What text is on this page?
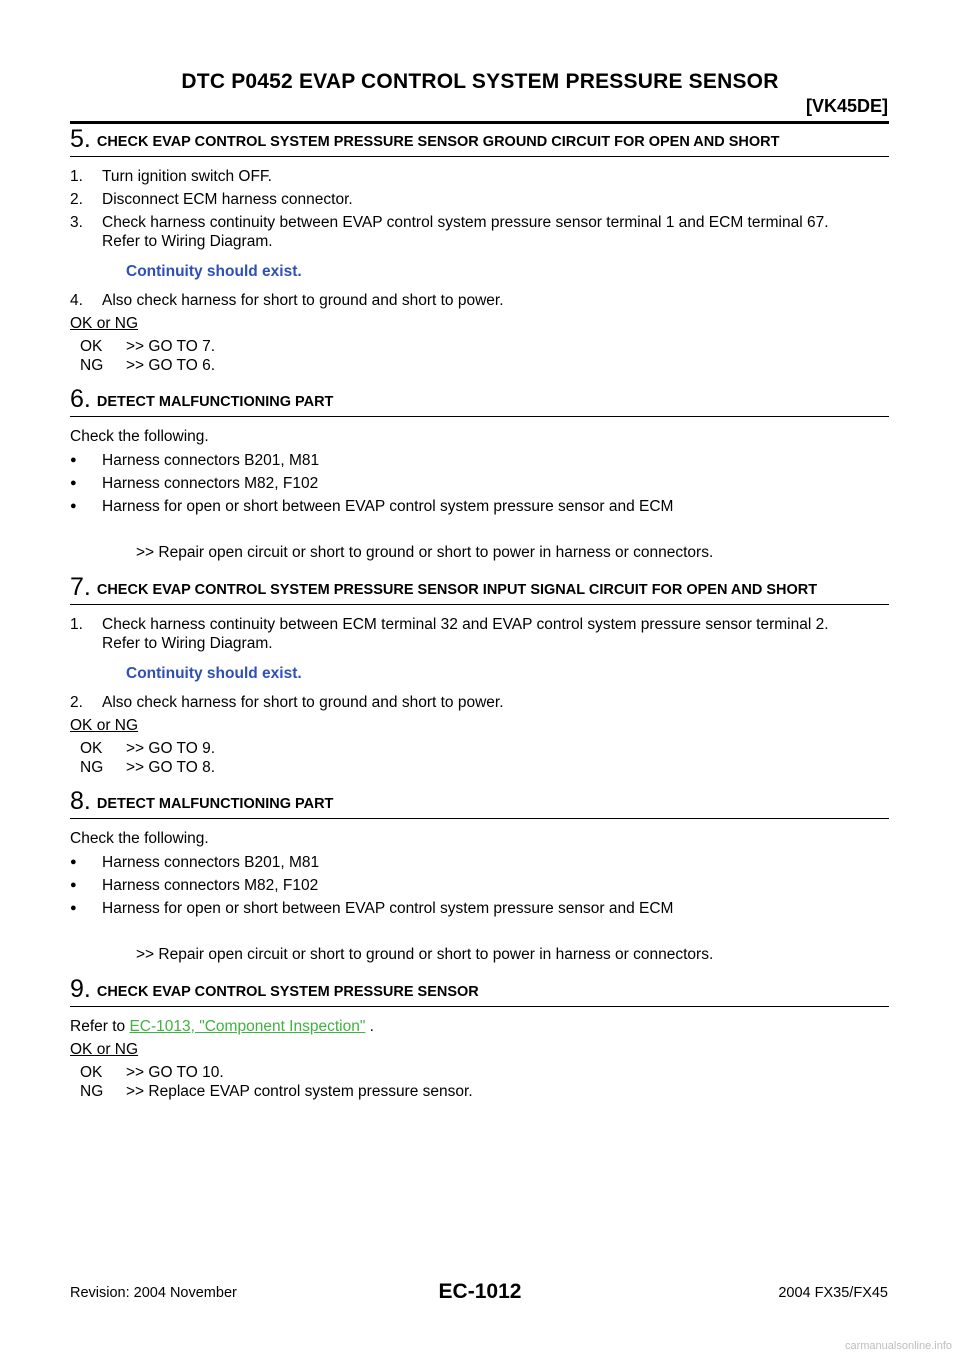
DTC P0452 EVAP CONTROL SYSTEM PRESSURE SENSOR
[VK45DE]
5. CHECK EVAP CONTROL SYSTEM PRESSURE SENSOR GROUND CIRCUIT FOR OPEN AND SHORT
1.	Turn ignition switch OFF.
2.	Disconnect ECM harness connector.
3.	Check harness continuity between EVAP control system pressure sensor terminal 1 and ECM terminal 67.
Refer to Wiring Diagram.
Continuity should exist.
4.	Also check harness for short to ground and short to power.
OK or NG
OK	>> GO TO 7.
NG	>> GO TO 6.
6. DETECT MALFUNCTIONING PART
Check the following.
●	Harness connectors B201, M81
●	Harness connectors M82, F102
●	Harness for open or short between EVAP control system pressure sensor and ECM
>> Repair open circuit or short to ground or short to power in harness or connectors.
7. CHECK EVAP CONTROL SYSTEM PRESSURE SENSOR INPUT SIGNAL CIRCUIT FOR OPEN AND SHORT
1.	Check harness continuity between ECM terminal 32 and EVAP control system pressure sensor terminal 2.
Refer to Wiring Diagram.
Continuity should exist.
2.	Also check harness for short to ground and short to power.
OK or NG
OK	>> GO TO 9.
NG	>> GO TO 8.
8. DETECT MALFUNCTIONING PART
Check the following.
●	Harness connectors B201, M81
●	Harness connectors M82, F102
●	Harness for open or short between EVAP control system pressure sensor and ECM
>> Repair open circuit or short to ground or short to power in harness or connectors.
9. CHECK EVAP CONTROL SYSTEM PRESSURE SENSOR
Refer to EC-1013, "Component Inspection" .
OK or NG
OK	>> GO TO 10.
NG	>> Replace EVAP control system pressure sensor.
Revision: 2004 November	EC-1012	2004 FX35/FX45
carmanualsonline.info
----------------
> Goal: Repeat the lines above exactly, and keep every picture out.

> Response to the task:
What text is on this page?
DTC P0452 EVAP CONTROL SYSTEM PRESSURE SENSOR
[VK45DE]
5. CHECK EVAP CONTROL SYSTEM PRESSURE SENSOR GROUND CIRCUIT FOR OPEN AND SHORT
1.	Turn ignition switch OFF.
2.	Disconnect ECM harness connector.
3.	Check harness continuity between EVAP control system pressure sensor terminal 1 and ECM terminal 67.
Refer to Wiring Diagram.
Continuity should exist.
4.	Also check harness for short to ground and short to power.
OK or NG
OK	>> GO TO 7.
NG	>> GO TO 6.
6. DETECT MALFUNCTIONING PART
Check the following.
●	Harness connectors B201, M81
●	Harness connectors M82, F102
●	Harness for open or short between EVAP control system pressure sensor and ECM
>> Repair open circuit or short to ground or short to power in harness or connectors.
7. CHECK EVAP CONTROL SYSTEM PRESSURE SENSOR INPUT SIGNAL CIRCUIT FOR OPEN AND SHORT
1.	Check harness continuity between ECM terminal 32 and EVAP control system pressure sensor terminal 2.
Refer to Wiring Diagram.
Continuity should exist.
2.	Also check harness for short to ground and short to power.
OK or NG
OK	>> GO TO 9.
NG	>> GO TO 8.
8. DETECT MALFUNCTIONING PART
Check the following.
●	Harness connectors B201, M81
●	Harness connectors M82, F102
●	Harness for open or short between EVAP control system pressure sensor and ECM
>> Repair open circuit or short to ground or short to power in harness or connectors.
9. CHECK EVAP CONTROL SYSTEM PRESSURE SENSOR
Refer to EC-1013, "Component Inspection" .
OK or NG
OK	>> GO TO 10.
NG	>> Replace EVAP control system pressure sensor.
Revision: 2004 November	EC-1012	2004 FX35/FX45
carmanualsonline.info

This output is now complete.